start

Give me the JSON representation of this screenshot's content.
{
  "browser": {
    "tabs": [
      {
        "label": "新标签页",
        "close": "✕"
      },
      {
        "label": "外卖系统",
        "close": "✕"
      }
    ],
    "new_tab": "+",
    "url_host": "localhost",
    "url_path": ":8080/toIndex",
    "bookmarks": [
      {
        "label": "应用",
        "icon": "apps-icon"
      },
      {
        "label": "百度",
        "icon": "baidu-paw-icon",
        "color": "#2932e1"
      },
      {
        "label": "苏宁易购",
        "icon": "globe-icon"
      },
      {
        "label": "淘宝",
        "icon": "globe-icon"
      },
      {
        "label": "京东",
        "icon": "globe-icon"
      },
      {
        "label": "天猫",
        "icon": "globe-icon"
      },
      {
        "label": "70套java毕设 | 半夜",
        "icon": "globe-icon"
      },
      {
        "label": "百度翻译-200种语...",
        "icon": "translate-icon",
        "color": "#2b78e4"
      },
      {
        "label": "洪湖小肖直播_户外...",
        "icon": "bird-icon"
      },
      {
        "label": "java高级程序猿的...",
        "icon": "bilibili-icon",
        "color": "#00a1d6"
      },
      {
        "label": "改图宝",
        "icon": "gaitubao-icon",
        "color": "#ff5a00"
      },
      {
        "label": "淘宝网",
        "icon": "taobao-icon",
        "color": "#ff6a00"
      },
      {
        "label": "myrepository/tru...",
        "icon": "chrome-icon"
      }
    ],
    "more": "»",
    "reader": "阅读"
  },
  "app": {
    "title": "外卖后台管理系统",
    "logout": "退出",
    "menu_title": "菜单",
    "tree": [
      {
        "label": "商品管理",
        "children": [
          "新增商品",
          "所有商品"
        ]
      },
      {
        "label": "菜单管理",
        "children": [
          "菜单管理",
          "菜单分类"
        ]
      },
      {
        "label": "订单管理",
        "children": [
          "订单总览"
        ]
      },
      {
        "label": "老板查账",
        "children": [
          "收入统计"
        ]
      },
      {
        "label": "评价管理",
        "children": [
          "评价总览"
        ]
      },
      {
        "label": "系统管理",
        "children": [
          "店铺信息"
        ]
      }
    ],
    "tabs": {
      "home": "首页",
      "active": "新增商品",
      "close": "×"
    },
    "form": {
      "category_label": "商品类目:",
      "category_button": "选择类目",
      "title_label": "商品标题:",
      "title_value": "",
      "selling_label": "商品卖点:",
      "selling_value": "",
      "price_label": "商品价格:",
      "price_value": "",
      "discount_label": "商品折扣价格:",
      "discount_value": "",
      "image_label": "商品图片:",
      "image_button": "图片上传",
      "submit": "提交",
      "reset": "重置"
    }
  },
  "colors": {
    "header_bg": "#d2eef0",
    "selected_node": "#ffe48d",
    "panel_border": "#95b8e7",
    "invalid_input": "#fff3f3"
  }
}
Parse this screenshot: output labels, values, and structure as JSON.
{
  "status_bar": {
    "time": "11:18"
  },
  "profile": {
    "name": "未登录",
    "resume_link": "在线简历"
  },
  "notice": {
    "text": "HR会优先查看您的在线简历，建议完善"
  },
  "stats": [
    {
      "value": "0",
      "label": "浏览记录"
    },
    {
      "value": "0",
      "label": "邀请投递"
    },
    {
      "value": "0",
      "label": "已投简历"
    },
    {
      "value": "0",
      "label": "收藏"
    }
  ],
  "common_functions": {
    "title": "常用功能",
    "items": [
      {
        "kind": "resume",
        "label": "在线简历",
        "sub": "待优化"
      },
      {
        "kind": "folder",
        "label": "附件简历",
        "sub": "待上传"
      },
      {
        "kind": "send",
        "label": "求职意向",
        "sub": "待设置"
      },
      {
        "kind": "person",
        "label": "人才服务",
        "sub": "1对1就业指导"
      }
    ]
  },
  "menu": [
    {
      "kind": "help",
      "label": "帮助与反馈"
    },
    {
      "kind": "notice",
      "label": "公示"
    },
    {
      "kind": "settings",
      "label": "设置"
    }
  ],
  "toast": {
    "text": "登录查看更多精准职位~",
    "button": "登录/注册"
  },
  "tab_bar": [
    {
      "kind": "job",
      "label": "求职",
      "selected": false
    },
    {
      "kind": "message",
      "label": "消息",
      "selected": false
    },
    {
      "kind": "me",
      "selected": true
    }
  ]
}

end

The exercise
Retype the data exactly as given.

Response to this task
Give me the JSON representation of this screenshot's content.
{
  "browser": {
    "tabs": [
      {
        "label": "新标签页",
        "close": "✕"
      },
      {
        "label": "外卖系统",
        "close": "✕"
      }
    ],
    "new_tab": "+",
    "url_host": "localhost",
    "url_path": ":8080/toIndex",
    "bookmarks": [
      {
        "label": "应用",
        "icon": "apps-icon"
      },
      {
        "label": "百度",
        "icon": "baidu-paw-icon",
        "color": "#2932e1"
      },
      {
        "label": "苏宁易购",
        "icon": "globe-icon"
      },
      {
        "label": "淘宝",
        "icon": "globe-icon"
      },
      {
        "label": "京东",
        "icon": "globe-icon"
      },
      {
        "label": "天猫",
        "icon": "globe-icon"
      },
      {
        "label": "70套java毕设 | 半夜",
        "icon": "globe-icon"
      },
      {
        "label": "百度翻译-200种语...",
        "icon": "translate-icon",
        "color": "#2b78e4"
      },
      {
        "label": "洪湖小肖直播_户外...",
        "icon": "bird-icon"
      },
      {
        "label": "java高级程序猿的...",
        "icon": "bilibili-icon",
        "color": "#00a1d6"
      },
      {
        "label": "改图宝",
        "icon": "gaitubao-icon",
        "color": "#ff5a00"
      },
      {
        "label": "淘宝网",
        "icon": "taobao-icon",
        "color": "#ff6a00"
      },
      {
        "label": "myrepository/tru...",
        "icon": "chrome-icon"
      }
    ],
    "more": "»",
    "reader": "阅读"
  },
  "app": {
    "title": "外卖后台管理系统",
    "logout": "退出",
    "menu_title": "菜单",
    "tree": [
      {
        "label": "商品管理",
        "children": [
          "新增商品",
          "所有商品"
        ]
      },
      {
        "label": "菜单管理",
        "children": [
          "菜单管理",
          "菜单分类"
        ]
      },
      {
        "label": "订单管理",
        "children": [
          "订单总览"
        ]
      },
      {
        "label": "老板查账",
        "children": [
          "收入统计"
        ]
      },
      {
        "label": "评价管理",
        "children": [
          "评价总览"
        ]
      },
      {
        "label": "系统管理",
        "children": [
          "店铺信息"
        ]
      }
    ],
    "tabs": {
      "home": "首页",
      "active": "新增商品",
      "close": "×"
    },
    "form": {
      "category_label": "商品类目:",
      "category_button": "选择类目",
      "title_label": "商品标题:",
      "title_value": "",
      "selling_label": "商品卖点:",
      "selling_value": "",
      "price_label": "商品价格:",
      "price_value": "",
      "discount_label": "商品折扣价格:",
      "discount_value": "",
      "image_label": "商品图片:",
      "image_button": "图片上传",
      "submit": "提交",
      "reset": "重置"
    }
  },
  "colors": {
    "header_bg": "#d2eef0",
    "selected_node": "#ffe48d",
    "panel_border": "#95b8e7",
    "invalid_input": "#fff3f3"
  }
}
Parse this screenshot: output labels, values, and structure as JSON.
{
  "status_bar": {
    "time": "11:18"
  },
  "profile": {
    "name": "未登录",
    "resume_link": "在线简历"
  },
  "notice": {
    "text": "HR会优先查看您的在线简历，建议完善"
  },
  "stats": [
    {
      "value": "0",
      "label": "浏览记录"
    },
    {
      "value": "0",
      "label": "邀请投递"
    },
    {
      "value": "0",
      "label": "已投简历"
    },
    {
      "value": "0",
      "label": "收藏"
    }
  ],
  "common_functions": {
    "title": "常用功能",
    "items": [
      {
        "kind": "resume",
        "label": "在线简历",
        "sub": "待优化"
      },
      {
        "kind": "folder",
        "label": "附件简历",
        "sub": "待上传"
      },
      {
        "kind": "send",
        "label": "求职意向",
        "sub": "待设置"
      },
      {
        "kind": "person",
        "label": "人才服务",
        "sub": "1对1就业指导"
      }
    ]
  },
  "menu": [
    {
      "kind": "help",
      "label": "帮助与反馈"
    },
    {
      "kind": "notice",
      "label": "公示"
    },
    {
      "kind": "settings",
      "label": "设置"
    }
  ],
  "toast": {
    "text": "登录查看更多精准职位~",
    "button": "登录/注册"
  },
  "tab_bar": [
    {
      "kind": "job",
      "label": "求职",
      "selected": false
    },
    {
      "kind": "message",
      "label": "消息",
      "selected": false
    },
    {
      "kind": "me",
      "selected": true
    }
  ]
}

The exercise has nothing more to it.